# JOB:
Pictures do not belong in the copy, so please give every entry below again exactly.

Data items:

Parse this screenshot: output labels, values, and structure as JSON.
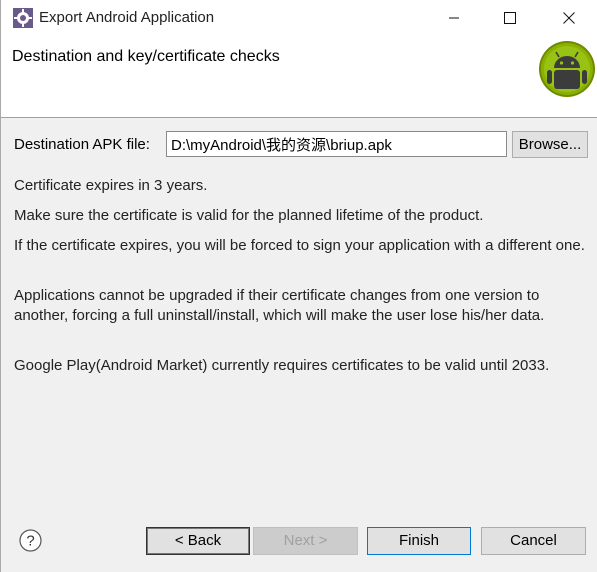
{
  "window": {
    "title": "Export Android Application"
  },
  "banner": {
    "title": "Destination and key/certificate checks"
  },
  "destination": {
    "label": "Destination APK file:",
    "value": "D:\\myAndroid\\我的资源\\briup.apk",
    "browse_label": "Browse..."
  },
  "messages": [
    "Certificate expires in 3 years.",
    "Make sure the certificate is valid for the planned lifetime of the product.",
    "If the certificate expires, you will be forced to sign your application with a different one.",
    "Applications cannot be upgraded if their certificate changes from one version to another, forcing a full uninstall/install, which will make the user lose his/her data.",
    "Google Play(Android Market) currently requires certificates to be valid until 2033."
  ],
  "buttons": {
    "back_label": "< Back",
    "next_label": "Next >",
    "finish_label": "Finish",
    "cancel_label": "Cancel"
  },
  "colors": {
    "android_green": "#8ab000",
    "focus_blue": "#0078d7"
  },
  "icons": {
    "app": "eclipse-gear-icon",
    "help": "help-icon",
    "minimize": "minimize-icon",
    "maximize": "maximize-icon",
    "close": "close-icon",
    "banner": "android-logo"
  }
}
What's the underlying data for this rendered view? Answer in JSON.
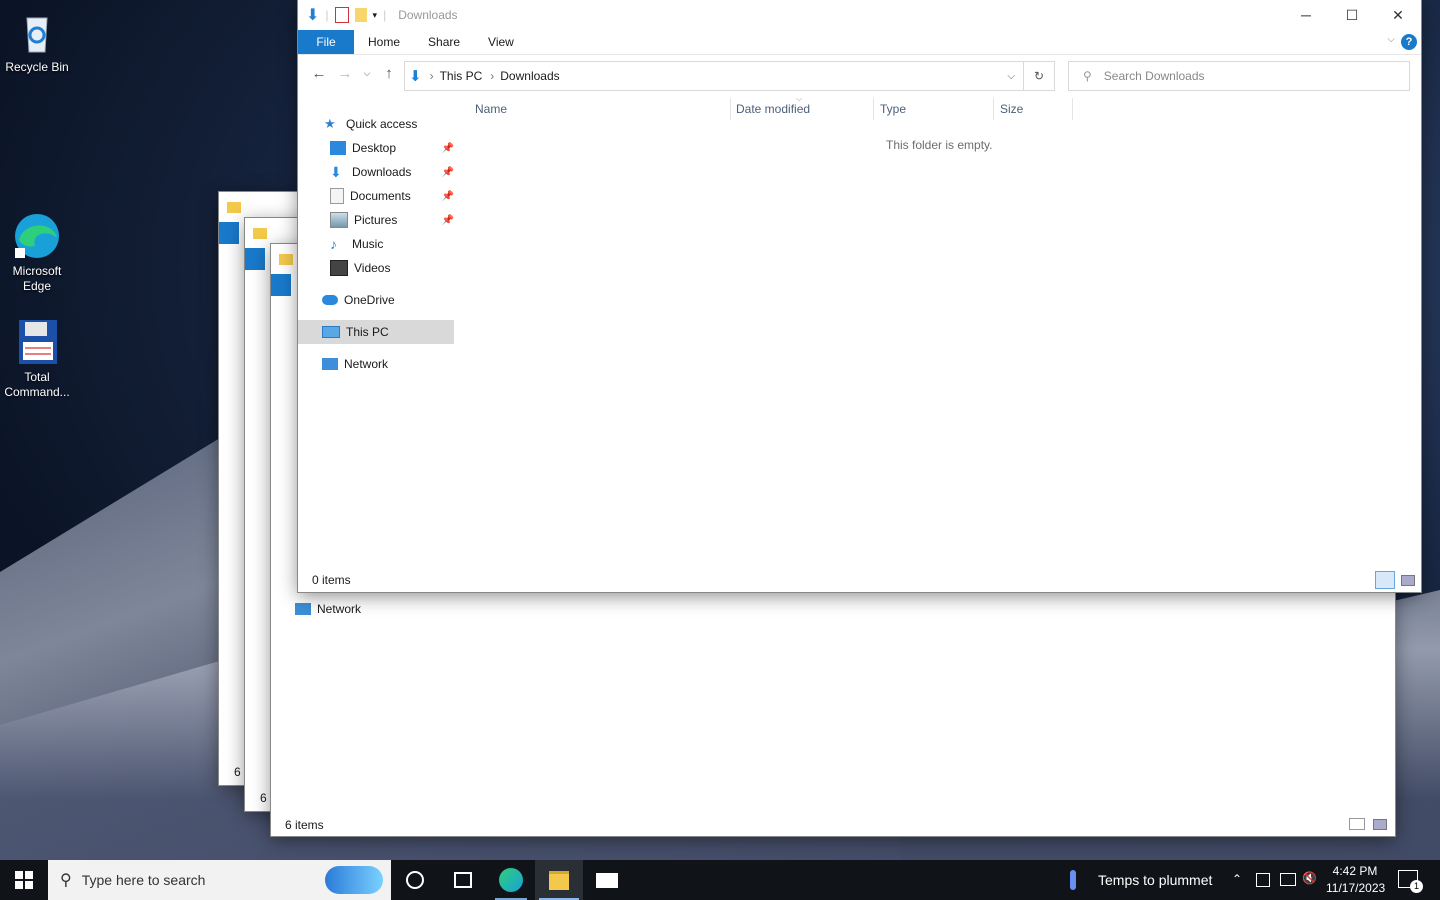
{
  "desktop": {
    "icons": [
      {
        "label": "Recycle Bin"
      },
      {
        "label": "Microsoft Edge"
      },
      {
        "label": "Total Command..."
      }
    ]
  },
  "background_windows": {
    "status_text": "6 items",
    "status_partial_1": "6 i",
    "status_partial_2": "6 i",
    "network_label": "Network"
  },
  "main_window": {
    "title": "Downloads",
    "ribbon": {
      "file": "File",
      "tabs": [
        "Home",
        "Share",
        "View"
      ]
    },
    "breadcrumb": [
      "This PC",
      "Downloads"
    ],
    "search_placeholder": "Search Downloads",
    "columns": [
      "Name",
      "Date modified",
      "Type",
      "Size"
    ],
    "empty_message": "This folder is empty.",
    "status": "0 items",
    "nav": {
      "quick_access": "Quick access",
      "quick_items": [
        "Desktop",
        "Downloads",
        "Documents",
        "Pictures",
        "Music",
        "Videos"
      ],
      "onedrive": "OneDrive",
      "this_pc": "This PC",
      "network": "Network"
    }
  },
  "taskbar": {
    "search_placeholder": "Type here to search",
    "weather": "Temps to plummet",
    "time": "4:42 PM",
    "date": "11/17/2023",
    "notification_count": "1"
  },
  "colors": {
    "accent": "#1979ca",
    "selected_nav": "#d9d9d9",
    "taskbar": "#101418"
  }
}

# RESPONSE TO THE TASK:
Parse this screenshot: output labels, values, and structure as JSON.
{
  "window": {
    "title": "Export Android Application"
  },
  "banner": {
    "title": "Destination and key/certificate checks"
  },
  "destination": {
    "label": "Destination APK file:",
    "value": "D:\\myAndroid\\我的资源\\briup.apk",
    "browse_label": "Browse..."
  },
  "messages": [
    "Certificate expires in 3 years.",
    "Make sure the certificate is valid for the planned lifetime of the product.",
    "If the certificate expires, you will be forced to sign your application with a different one.",
    "Applications cannot be upgraded if their certificate changes from one version to another, forcing a full uninstall/install, which will make the user lose his/her data.",
    "Google Play(Android Market) currently requires certificates to be valid until 2033."
  ],
  "buttons": {
    "back_label": "< Back",
    "next_label": "Next >",
    "finish_label": "Finish",
    "cancel_label": "Cancel"
  },
  "colors": {
    "android_green": "#8ab000",
    "focus_blue": "#0078d7"
  },
  "icons": {
    "app": "eclipse-gear-icon",
    "help": "help-icon",
    "minimize": "minimize-icon",
    "maximize": "maximize-icon",
    "close": "close-icon",
    "banner": "android-logo"
  }
}
What's the underlying data for this rendered view? Answer in JSON.
{
  "desktop": {
    "icons": [
      {
        "label": "Recycle Bin"
      },
      {
        "label": "Microsoft Edge"
      },
      {
        "label": "Total Command..."
      }
    ]
  },
  "background_windows": {
    "status_text": "6 items",
    "status_partial_1": "6 i",
    "status_partial_2": "6 i",
    "network_label": "Network"
  },
  "main_window": {
    "title": "Downloads",
    "ribbon": {
      "file": "File",
      "tabs": [
        "Home",
        "Share",
        "View"
      ]
    },
    "breadcrumb": [
      "This PC",
      "Downloads"
    ],
    "search_placeholder": "Search Downloads",
    "columns": [
      "Name",
      "Date modified",
      "Type",
      "Size"
    ],
    "empty_message": "This folder is empty.",
    "status": "0 items",
    "nav": {
      "quick_access": "Quick access",
      "quick_items": [
        "Desktop",
        "Downloads",
        "Documents",
        "Pictures",
        "Music",
        "Videos"
      ],
      "onedrive": "OneDrive",
      "this_pc": "This PC",
      "network": "Network"
    }
  },
  "taskbar": {
    "search_placeholder": "Type here to search",
    "weather": "Temps to plummet",
    "time": "4:42 PM",
    "date": "11/17/2023",
    "notification_count": "1"
  },
  "colors": {
    "accent": "#1979ca",
    "selected_nav": "#d9d9d9",
    "taskbar": "#101418"
  }
}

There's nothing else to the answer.